Examine the entries and show every line in which the word "page" is found.

[Records from a dataset]
● ● ●
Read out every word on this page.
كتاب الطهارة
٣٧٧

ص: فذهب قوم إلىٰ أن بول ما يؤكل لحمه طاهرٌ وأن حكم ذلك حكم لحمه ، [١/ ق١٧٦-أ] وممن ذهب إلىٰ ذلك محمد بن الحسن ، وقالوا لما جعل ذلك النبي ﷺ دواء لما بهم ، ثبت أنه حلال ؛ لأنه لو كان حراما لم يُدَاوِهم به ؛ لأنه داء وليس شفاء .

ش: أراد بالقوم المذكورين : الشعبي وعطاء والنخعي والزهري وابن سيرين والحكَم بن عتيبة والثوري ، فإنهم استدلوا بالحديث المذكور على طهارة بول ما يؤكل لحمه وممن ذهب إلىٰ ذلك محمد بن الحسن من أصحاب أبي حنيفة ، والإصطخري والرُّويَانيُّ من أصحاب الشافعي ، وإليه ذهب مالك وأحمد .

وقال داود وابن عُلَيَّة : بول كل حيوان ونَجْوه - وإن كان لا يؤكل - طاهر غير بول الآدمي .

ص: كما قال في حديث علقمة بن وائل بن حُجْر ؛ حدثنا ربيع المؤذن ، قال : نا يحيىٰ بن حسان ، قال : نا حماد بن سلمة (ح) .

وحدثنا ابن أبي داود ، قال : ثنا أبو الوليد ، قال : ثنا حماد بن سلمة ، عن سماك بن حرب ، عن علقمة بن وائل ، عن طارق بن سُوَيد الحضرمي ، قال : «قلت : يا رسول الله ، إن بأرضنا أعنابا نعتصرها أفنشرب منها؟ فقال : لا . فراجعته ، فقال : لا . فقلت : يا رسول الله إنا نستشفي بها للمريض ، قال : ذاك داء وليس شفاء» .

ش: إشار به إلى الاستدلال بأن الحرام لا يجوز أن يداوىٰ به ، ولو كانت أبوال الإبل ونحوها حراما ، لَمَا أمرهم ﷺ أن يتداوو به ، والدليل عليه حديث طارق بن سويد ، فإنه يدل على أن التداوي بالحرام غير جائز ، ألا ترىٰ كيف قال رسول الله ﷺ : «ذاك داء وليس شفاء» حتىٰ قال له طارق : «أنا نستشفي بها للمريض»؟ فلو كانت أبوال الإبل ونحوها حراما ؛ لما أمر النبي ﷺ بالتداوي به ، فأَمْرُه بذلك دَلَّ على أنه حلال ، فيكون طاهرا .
● ● ●
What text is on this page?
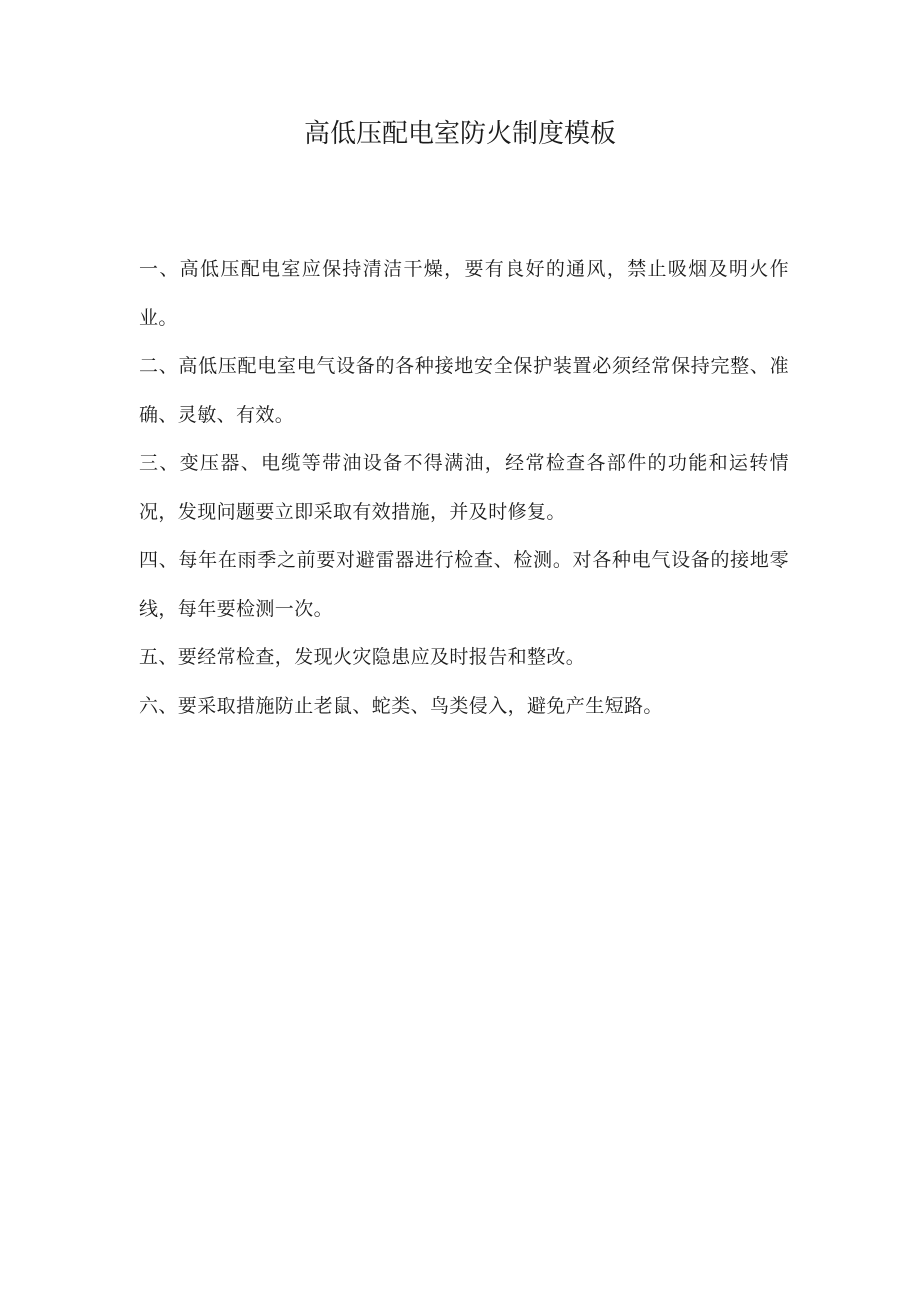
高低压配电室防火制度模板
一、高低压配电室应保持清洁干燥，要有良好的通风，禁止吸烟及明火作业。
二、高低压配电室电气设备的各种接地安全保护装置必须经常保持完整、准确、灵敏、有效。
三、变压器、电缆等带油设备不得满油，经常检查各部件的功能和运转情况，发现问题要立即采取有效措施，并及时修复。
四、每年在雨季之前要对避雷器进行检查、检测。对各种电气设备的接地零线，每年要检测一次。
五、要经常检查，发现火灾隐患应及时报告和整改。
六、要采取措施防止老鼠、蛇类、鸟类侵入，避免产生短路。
● ● ●
• **SOLUTION TO THIS TASK**
Read out every word on this page.
What text is on this page?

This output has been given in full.